*TASK OBJECTIVE*
Give a verbatim copy of the lines below, minus the pictures.

==== RECORDS SUPPLIED ====

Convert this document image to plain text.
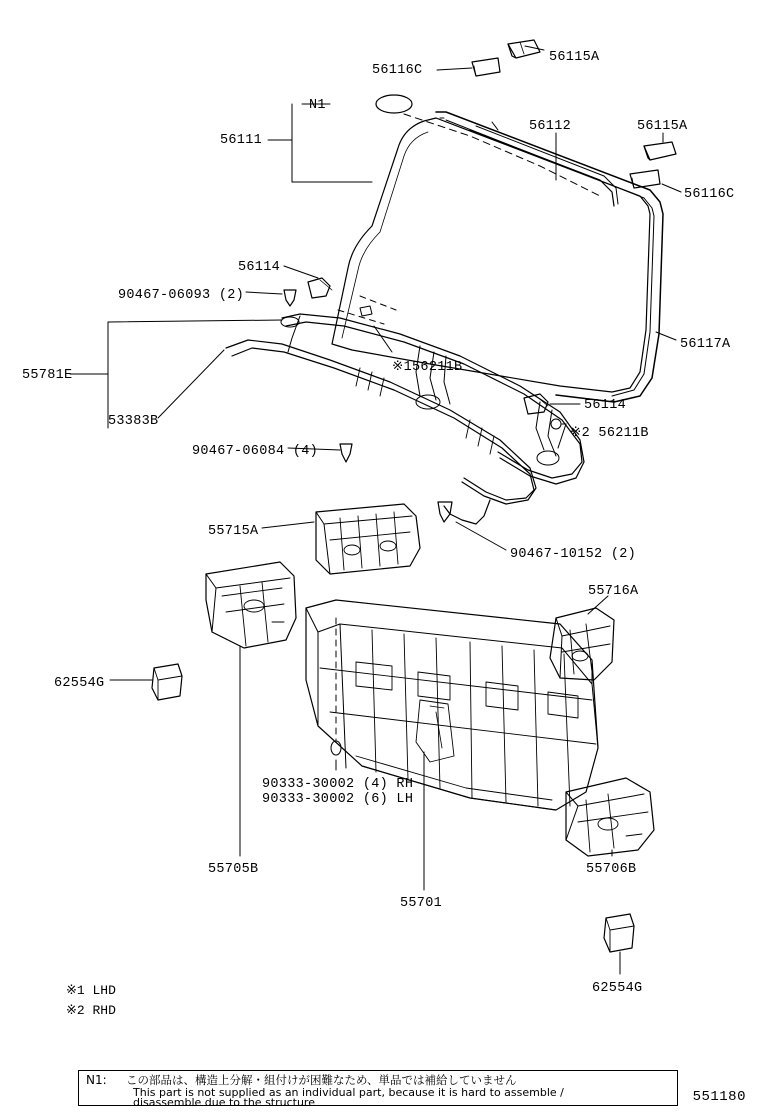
56116C
56115A
N1
56112	56115A
56111
56116C
56114
90467-06093 (2)
56117A
※156211B
55781E
56114
53383B
※2 56211B
90467-06084 (4)
55715A
90467-10152 (2)
55716A
62554G
90333-30002 (4) RH
90333-30002 (6) LH
55705B	55706B
55701
62554G
※1 LHD
※2 RHD
N1: この部品は、構造上分解・組付けが困難なため、単品では補給していません
This part is not supplied as an individual part, because it is hard to assemble /
disassemble due to the structure	551180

====

*WRITTEN RESPONSE*
Convert this document image to plain text.
56116C
56115A
N1
56112	56115A
56111
56116C
56114
90467-06093 (2)
56117A
※156211B
55781E
56114
53383B
※2 56211B
90467-06084 (4)
55715A
90467-10152 (2)
55716A
62554G
90333-30002 (4) RH
90333-30002 (6) LH
55705B	55706B
55701
62554G
※1 LHD
※2 RHD
N1: この部品は、構造上分解・組付けが困難なため、単品では補給していません
This part is not supplied as an individual part, because it is hard to assemble /
disassemble due to the structure	551180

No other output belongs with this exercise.